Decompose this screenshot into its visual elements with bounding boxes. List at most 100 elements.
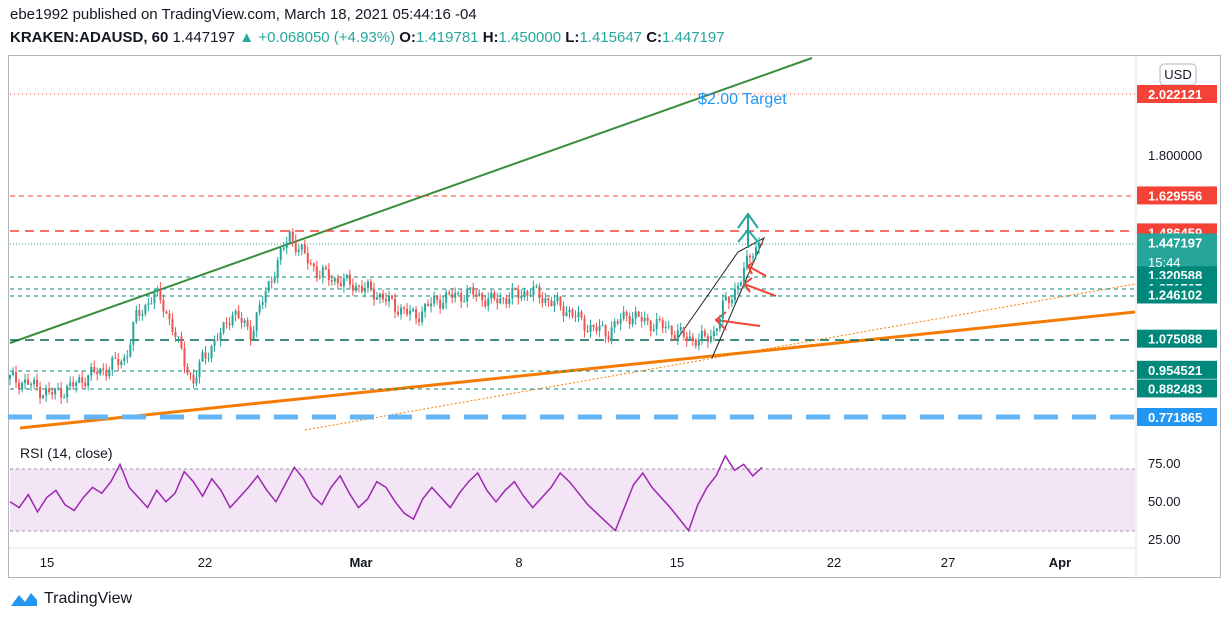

◆ ◆ ◆ ◆ ◆

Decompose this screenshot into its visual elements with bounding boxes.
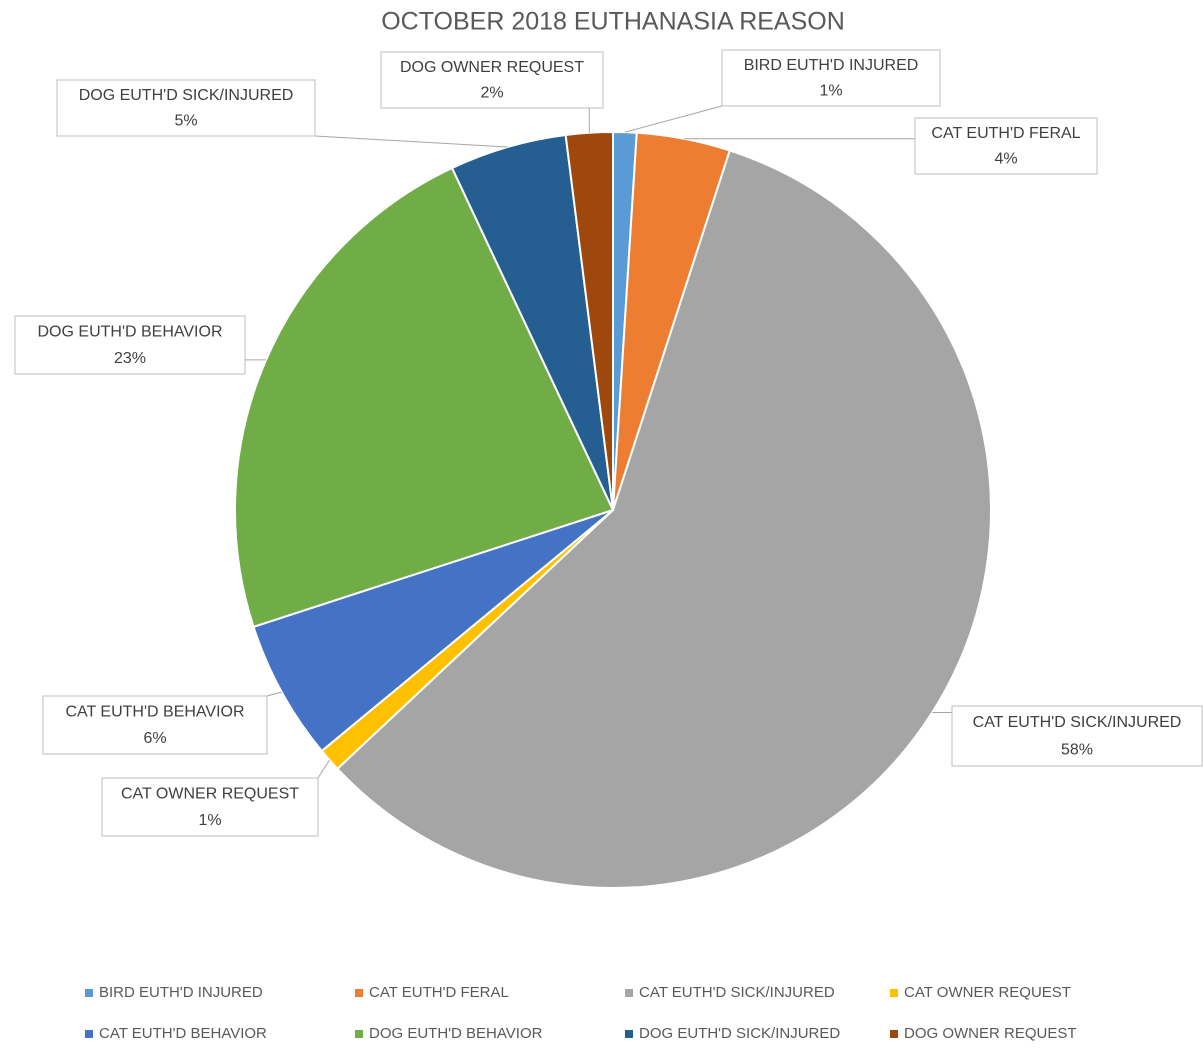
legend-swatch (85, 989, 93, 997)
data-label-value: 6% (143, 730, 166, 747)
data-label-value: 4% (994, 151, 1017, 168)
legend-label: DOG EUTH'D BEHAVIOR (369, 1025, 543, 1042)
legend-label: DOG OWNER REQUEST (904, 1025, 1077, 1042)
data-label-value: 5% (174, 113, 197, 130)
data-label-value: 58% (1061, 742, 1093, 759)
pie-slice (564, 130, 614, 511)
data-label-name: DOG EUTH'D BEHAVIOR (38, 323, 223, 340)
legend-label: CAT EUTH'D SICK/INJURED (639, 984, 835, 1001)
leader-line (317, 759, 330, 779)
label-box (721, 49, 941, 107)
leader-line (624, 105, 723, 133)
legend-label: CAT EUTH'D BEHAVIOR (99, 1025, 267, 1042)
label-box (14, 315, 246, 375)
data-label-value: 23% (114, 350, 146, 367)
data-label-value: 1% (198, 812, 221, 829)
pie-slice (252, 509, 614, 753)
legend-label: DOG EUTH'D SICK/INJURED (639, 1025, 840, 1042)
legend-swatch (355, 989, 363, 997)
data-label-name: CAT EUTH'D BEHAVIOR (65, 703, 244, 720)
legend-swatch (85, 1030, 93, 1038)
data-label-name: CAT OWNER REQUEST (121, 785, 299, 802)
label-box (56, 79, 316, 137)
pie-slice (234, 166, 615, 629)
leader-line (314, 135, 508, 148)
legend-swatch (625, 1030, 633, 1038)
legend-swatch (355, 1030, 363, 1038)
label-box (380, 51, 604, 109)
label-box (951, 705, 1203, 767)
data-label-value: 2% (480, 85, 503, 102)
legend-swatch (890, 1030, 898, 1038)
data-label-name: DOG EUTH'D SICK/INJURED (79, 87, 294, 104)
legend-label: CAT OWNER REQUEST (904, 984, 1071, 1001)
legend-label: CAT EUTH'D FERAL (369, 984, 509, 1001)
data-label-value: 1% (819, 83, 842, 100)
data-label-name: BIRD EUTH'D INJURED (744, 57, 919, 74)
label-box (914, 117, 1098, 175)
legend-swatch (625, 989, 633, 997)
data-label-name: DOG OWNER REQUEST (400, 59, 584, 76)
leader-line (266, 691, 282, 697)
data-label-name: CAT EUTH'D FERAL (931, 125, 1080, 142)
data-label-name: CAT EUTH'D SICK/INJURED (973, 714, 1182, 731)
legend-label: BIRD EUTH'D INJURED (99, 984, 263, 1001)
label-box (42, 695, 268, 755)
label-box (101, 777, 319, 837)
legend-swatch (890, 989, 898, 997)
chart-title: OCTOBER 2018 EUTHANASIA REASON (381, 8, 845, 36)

◆ ◆ ◆ ◆ ◆

> _TASK DETAILS_:
Pick out every line of the entries above that contains the word "BIRD", and copy each one.

> _EXPECTED ANSWER_:
data-label-name: BIRD EUTH'D INJURED (744, 57, 919, 74)
legend-label: BIRD EUTH'D INJURED (99, 984, 263, 1001)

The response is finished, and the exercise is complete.